--- START OF AVAILABLE RECORDS ---

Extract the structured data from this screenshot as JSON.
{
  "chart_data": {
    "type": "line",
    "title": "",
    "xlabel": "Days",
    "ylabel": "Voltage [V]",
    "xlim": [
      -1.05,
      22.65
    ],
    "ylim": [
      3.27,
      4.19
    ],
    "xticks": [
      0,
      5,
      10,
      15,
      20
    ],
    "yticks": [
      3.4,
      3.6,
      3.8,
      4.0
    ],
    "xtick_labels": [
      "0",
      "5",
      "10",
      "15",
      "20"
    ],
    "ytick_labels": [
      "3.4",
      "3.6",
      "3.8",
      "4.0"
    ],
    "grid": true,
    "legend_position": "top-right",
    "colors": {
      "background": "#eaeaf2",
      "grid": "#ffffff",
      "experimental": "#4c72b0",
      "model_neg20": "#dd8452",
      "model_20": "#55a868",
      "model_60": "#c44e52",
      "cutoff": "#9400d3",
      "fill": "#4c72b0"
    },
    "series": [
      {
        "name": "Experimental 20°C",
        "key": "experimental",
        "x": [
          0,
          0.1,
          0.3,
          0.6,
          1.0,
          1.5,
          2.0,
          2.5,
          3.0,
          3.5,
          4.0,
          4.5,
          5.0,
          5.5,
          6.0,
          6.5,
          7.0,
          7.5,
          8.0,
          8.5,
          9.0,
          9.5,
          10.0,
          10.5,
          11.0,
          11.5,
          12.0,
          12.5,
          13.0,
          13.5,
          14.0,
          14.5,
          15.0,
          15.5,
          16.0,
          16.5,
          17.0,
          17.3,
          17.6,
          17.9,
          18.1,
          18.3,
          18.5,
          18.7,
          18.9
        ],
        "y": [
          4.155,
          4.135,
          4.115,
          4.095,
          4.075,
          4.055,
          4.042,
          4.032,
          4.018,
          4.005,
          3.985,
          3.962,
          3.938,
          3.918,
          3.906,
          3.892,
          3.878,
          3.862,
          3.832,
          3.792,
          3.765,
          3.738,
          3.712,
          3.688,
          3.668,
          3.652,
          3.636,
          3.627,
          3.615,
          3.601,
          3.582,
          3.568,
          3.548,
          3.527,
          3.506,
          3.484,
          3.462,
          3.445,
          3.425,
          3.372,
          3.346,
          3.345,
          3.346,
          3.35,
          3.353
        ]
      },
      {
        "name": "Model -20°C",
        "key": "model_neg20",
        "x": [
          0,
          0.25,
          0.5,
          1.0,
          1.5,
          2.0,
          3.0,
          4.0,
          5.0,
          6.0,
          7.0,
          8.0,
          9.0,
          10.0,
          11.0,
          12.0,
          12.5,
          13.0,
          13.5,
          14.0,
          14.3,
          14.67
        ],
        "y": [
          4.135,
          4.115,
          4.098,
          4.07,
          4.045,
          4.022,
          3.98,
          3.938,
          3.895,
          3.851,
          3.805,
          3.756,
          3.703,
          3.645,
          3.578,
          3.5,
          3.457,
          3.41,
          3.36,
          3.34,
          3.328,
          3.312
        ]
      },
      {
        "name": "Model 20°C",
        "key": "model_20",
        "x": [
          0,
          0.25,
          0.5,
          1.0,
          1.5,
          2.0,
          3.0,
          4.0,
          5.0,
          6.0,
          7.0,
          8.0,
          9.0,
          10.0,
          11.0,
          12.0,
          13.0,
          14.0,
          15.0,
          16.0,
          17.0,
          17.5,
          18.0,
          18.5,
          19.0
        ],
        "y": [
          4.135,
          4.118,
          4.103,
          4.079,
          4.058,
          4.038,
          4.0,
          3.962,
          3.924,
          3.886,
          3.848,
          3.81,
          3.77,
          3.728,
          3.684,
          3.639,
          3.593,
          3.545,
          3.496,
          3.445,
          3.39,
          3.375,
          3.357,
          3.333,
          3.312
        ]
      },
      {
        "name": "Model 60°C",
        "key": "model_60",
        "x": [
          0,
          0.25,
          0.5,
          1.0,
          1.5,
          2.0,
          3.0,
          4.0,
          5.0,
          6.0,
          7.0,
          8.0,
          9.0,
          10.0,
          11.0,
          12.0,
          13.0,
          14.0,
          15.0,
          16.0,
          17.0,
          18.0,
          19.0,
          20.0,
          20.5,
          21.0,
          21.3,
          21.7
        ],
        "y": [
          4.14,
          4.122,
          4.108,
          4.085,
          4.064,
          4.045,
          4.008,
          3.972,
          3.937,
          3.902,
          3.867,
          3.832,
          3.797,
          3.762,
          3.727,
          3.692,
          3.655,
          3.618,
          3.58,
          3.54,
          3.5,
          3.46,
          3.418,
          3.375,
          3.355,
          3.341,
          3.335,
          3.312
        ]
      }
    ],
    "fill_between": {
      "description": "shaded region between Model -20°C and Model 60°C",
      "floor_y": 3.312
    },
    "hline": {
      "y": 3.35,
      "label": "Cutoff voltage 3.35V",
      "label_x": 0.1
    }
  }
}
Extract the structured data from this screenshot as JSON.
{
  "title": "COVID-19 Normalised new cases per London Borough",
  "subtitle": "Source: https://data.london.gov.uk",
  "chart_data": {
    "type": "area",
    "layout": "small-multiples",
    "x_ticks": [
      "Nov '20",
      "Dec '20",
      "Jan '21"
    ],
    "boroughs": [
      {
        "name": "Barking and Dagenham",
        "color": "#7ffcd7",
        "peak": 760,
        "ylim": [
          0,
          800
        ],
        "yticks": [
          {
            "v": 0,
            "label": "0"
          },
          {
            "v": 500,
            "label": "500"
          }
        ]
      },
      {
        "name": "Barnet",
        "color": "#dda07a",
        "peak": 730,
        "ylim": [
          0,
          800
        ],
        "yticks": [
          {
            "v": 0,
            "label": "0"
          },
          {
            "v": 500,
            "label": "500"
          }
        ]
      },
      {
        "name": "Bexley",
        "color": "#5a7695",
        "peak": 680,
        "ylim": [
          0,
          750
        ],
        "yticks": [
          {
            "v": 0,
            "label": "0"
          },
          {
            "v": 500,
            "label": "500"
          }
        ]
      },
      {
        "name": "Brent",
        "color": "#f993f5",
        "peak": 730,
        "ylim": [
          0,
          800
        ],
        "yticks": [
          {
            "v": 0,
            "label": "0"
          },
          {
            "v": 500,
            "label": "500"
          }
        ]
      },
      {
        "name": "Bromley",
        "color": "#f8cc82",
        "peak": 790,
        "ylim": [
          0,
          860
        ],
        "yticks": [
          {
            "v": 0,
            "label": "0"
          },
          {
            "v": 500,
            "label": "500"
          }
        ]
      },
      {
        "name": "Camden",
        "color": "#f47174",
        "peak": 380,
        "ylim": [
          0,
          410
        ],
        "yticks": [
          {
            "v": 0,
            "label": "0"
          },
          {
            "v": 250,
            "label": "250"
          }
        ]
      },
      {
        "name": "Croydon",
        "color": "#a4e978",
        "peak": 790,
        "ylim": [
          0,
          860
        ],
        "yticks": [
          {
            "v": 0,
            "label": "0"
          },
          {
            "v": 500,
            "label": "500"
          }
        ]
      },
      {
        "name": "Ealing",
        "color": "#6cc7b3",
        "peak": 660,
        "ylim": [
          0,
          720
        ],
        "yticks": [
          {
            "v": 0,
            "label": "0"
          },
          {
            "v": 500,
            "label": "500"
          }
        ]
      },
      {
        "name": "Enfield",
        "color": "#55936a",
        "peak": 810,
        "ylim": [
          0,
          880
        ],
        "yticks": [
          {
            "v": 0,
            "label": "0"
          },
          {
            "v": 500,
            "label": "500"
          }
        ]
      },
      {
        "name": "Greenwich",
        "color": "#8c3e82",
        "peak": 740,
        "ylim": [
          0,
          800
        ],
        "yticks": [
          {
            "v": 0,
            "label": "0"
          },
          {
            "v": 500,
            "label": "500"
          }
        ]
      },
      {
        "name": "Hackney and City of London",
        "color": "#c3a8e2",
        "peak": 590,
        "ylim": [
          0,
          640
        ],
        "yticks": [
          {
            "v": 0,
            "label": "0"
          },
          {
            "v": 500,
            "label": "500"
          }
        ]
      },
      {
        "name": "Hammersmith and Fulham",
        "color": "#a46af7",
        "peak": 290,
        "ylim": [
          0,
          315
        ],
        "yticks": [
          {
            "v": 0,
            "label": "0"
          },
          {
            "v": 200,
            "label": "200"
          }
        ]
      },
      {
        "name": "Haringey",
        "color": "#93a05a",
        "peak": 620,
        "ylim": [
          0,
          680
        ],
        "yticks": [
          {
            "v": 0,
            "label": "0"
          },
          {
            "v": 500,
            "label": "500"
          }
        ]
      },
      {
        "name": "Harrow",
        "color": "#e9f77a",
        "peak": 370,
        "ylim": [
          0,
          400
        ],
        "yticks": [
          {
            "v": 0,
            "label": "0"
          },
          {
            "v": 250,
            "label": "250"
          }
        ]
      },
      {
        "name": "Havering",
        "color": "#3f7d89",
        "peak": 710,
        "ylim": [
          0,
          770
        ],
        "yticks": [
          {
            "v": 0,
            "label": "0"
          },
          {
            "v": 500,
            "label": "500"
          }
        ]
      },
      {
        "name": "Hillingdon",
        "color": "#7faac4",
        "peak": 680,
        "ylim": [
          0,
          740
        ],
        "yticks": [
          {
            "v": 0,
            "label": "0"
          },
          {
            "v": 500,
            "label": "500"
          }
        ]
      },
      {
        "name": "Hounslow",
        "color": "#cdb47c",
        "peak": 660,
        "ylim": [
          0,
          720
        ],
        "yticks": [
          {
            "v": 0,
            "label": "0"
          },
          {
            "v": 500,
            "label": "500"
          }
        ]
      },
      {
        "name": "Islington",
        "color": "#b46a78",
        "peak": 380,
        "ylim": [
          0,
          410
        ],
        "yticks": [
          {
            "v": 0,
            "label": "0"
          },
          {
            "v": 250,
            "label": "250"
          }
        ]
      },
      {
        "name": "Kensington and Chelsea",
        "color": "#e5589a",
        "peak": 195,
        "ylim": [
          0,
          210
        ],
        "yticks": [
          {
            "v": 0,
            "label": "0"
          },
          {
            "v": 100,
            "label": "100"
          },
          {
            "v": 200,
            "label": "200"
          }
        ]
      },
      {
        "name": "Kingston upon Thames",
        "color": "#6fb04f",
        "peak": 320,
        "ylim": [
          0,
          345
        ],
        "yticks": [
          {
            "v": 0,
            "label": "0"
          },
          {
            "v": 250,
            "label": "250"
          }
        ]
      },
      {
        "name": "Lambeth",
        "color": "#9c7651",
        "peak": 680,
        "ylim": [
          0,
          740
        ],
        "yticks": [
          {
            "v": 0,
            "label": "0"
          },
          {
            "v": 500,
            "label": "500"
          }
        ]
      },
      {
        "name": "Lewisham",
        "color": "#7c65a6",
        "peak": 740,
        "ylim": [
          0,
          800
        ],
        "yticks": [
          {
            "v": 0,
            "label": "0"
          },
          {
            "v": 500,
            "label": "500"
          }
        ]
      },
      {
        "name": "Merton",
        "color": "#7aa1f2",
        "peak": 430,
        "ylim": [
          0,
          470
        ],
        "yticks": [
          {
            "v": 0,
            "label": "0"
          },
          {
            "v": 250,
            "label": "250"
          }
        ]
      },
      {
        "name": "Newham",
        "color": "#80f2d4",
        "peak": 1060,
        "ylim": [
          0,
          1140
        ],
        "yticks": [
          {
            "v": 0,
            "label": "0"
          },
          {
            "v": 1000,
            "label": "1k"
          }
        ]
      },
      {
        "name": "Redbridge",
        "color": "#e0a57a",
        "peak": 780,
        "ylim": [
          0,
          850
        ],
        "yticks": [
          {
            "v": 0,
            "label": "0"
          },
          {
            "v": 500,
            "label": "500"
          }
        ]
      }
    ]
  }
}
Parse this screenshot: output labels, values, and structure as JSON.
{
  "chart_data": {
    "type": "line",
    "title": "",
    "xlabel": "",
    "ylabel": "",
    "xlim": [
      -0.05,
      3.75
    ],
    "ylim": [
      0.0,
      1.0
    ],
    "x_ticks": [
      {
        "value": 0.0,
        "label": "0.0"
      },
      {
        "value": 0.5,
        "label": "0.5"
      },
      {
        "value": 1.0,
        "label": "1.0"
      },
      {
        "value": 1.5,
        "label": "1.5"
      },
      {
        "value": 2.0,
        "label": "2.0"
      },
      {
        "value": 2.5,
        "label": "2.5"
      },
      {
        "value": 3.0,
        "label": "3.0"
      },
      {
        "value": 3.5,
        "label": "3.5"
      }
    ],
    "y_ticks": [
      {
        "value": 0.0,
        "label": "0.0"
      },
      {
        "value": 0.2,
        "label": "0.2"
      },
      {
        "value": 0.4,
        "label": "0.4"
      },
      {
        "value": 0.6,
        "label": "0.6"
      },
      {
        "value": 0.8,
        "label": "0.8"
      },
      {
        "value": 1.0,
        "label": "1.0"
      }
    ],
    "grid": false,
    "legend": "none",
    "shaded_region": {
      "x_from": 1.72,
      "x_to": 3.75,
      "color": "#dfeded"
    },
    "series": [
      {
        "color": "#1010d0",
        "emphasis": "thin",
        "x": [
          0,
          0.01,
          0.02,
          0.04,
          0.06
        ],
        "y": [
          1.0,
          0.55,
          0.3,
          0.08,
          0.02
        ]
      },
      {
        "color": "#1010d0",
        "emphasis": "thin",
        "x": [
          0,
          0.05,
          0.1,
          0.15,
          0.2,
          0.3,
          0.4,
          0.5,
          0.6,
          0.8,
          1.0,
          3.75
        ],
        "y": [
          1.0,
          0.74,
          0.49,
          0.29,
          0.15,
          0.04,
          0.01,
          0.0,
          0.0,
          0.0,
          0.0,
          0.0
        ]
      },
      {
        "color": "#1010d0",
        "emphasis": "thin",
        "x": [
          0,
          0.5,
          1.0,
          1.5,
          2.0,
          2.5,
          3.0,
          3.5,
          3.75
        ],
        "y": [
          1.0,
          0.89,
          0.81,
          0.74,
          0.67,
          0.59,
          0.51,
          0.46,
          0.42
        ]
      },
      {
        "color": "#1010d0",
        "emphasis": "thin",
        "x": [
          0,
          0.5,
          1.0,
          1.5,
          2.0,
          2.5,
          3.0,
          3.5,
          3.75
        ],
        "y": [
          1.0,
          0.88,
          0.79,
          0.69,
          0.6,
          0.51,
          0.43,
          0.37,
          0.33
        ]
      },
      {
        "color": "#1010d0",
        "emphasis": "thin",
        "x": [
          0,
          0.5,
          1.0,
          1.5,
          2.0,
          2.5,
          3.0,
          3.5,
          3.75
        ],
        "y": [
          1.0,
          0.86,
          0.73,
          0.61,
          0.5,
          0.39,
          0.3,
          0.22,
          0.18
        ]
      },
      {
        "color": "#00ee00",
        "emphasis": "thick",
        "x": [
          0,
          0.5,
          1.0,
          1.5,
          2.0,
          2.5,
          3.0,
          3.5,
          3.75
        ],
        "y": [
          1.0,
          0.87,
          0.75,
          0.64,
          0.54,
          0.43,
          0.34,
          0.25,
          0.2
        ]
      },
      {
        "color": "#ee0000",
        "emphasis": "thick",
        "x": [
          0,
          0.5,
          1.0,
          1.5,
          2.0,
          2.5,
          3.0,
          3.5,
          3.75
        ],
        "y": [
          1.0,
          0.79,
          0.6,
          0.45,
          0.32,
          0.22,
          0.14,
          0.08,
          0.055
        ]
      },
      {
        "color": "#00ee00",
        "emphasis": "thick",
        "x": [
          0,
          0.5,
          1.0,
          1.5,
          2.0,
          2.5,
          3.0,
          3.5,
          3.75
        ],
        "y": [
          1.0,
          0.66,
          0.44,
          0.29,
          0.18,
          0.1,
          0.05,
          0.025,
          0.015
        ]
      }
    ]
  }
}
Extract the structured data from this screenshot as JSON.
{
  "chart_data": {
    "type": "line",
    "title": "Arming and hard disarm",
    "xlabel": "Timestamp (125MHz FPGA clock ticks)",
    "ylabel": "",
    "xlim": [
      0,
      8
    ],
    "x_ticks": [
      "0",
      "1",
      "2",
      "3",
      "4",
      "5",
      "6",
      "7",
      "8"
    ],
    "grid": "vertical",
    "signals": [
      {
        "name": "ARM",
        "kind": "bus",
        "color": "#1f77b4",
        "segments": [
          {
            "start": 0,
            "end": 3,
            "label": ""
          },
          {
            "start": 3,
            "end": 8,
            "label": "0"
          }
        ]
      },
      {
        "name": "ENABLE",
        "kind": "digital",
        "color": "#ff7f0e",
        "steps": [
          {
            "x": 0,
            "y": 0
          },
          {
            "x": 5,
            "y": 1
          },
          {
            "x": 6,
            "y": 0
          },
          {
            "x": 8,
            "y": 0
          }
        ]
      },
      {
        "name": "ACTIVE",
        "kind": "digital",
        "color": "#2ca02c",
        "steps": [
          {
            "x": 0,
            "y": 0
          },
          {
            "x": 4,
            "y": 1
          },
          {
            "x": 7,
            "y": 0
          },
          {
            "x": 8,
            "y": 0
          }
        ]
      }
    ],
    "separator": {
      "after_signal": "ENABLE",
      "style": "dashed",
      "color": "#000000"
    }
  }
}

--- END OF AVAILABLE RECORDS ---

▶ **REQUIREMENTS**:
Go through the material and copy out every line with "xlabel" in it.

▶ **PROBLEM SOLUTION**:
    "xlabel": "Days",
    "xlabel": "",
    "xlabel": "Timestamp (125MHz FPGA clock ticks)",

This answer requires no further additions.